● **Exercise requirements**: The records that follow are to be transcribed in full, without their images.

● **Provided data**:
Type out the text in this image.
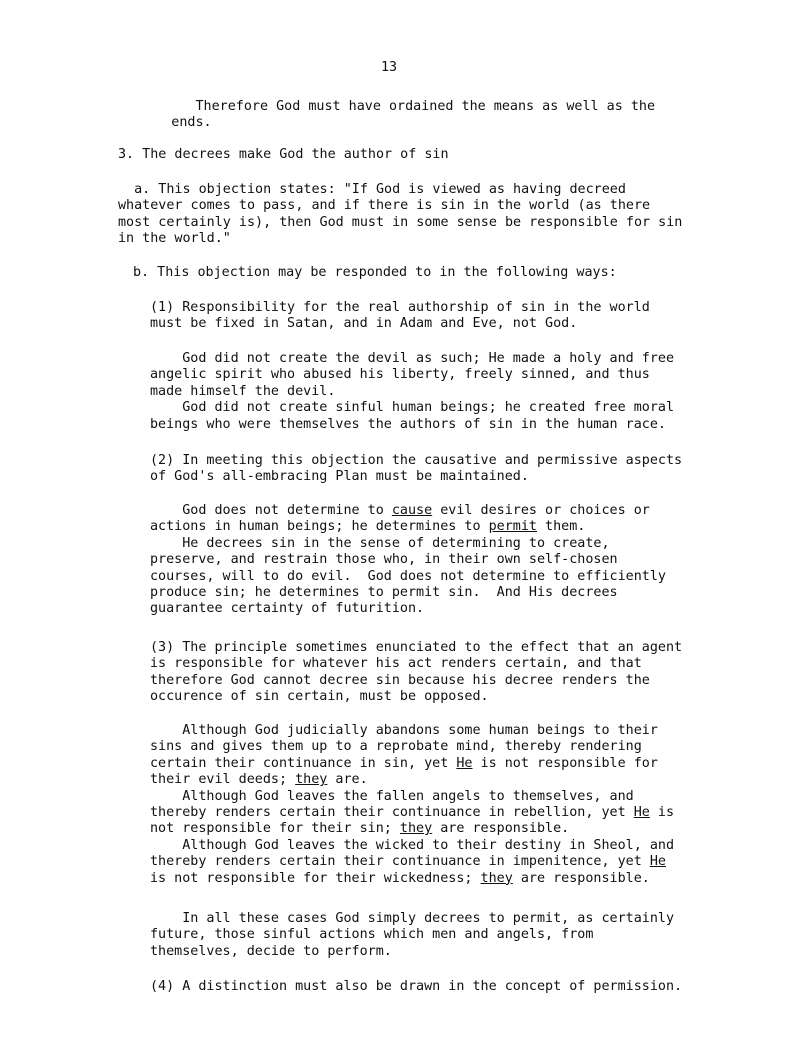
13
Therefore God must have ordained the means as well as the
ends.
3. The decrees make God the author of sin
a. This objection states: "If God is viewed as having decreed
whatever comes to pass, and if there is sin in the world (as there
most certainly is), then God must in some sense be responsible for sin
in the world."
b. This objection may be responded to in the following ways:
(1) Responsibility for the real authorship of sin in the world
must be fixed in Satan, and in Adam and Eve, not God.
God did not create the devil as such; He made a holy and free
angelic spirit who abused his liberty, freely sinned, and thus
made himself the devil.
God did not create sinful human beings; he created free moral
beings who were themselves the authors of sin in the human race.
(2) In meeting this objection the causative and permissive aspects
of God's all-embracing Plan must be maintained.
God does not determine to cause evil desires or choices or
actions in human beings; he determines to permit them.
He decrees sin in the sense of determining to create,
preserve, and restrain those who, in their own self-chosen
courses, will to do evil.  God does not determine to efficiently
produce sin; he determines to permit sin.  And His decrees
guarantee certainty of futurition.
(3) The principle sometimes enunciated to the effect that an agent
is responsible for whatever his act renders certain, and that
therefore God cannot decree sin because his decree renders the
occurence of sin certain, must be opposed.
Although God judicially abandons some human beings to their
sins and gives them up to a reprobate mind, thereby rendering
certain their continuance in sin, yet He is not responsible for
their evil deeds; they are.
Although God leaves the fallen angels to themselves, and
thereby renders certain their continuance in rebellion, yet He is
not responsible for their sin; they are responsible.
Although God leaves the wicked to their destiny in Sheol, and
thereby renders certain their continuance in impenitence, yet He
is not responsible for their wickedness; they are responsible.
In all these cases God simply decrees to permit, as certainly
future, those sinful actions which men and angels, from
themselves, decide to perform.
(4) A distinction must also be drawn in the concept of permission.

● **Answer to the exercise**:
Type out the text in this image.
13
Therefore God must have ordained the means as well as the
ends.
3. The decrees make God the author of sin
a. This objection states: "If God is viewed as having decreed
whatever comes to pass, and if there is sin in the world (as there
most certainly is), then God must in some sense be responsible for sin
in the world."
b. This objection may be responded to in the following ways:
(1) Responsibility for the real authorship of sin in the world
must be fixed in Satan, and in Adam and Eve, not God.
God did not create the devil as such; He made a holy and free
angelic spirit who abused his liberty, freely sinned, and thus
made himself the devil.
God did not create sinful human beings; he created free moral
beings who were themselves the authors of sin in the human race.
(2) In meeting this objection the causative and permissive aspects
of God's all-embracing Plan must be maintained.
God does not determine to cause evil desires or choices or
actions in human beings; he determines to permit them.
He decrees sin in the sense of determining to create,
preserve, and restrain those who, in their own self-chosen
courses, will to do evil.  God does not determine to efficiently
produce sin; he determines to permit sin.  And His decrees
guarantee certainty of futurition.
(3) The principle sometimes enunciated to the effect that an agent
is responsible for whatever his act renders certain, and that
therefore God cannot decree sin because his decree renders the
occurence of sin certain, must be opposed.
Although God judicially abandons some human beings to their
sins and gives them up to a reprobate mind, thereby rendering
certain their continuance in sin, yet He is not responsible for
their evil deeds; they are.
Although God leaves the fallen angels to themselves, and
thereby renders certain their continuance in rebellion, yet He is
not responsible for their sin; they are responsible.
Although God leaves the wicked to their destiny in Sheol, and
thereby renders certain their continuance in impenitence, yet He
is not responsible for their wickedness; they are responsible.
In all these cases God simply decrees to permit, as certainly
future, those sinful actions which men and angels, from
themselves, decide to perform.
(4) A distinction must also be drawn in the concept of permission.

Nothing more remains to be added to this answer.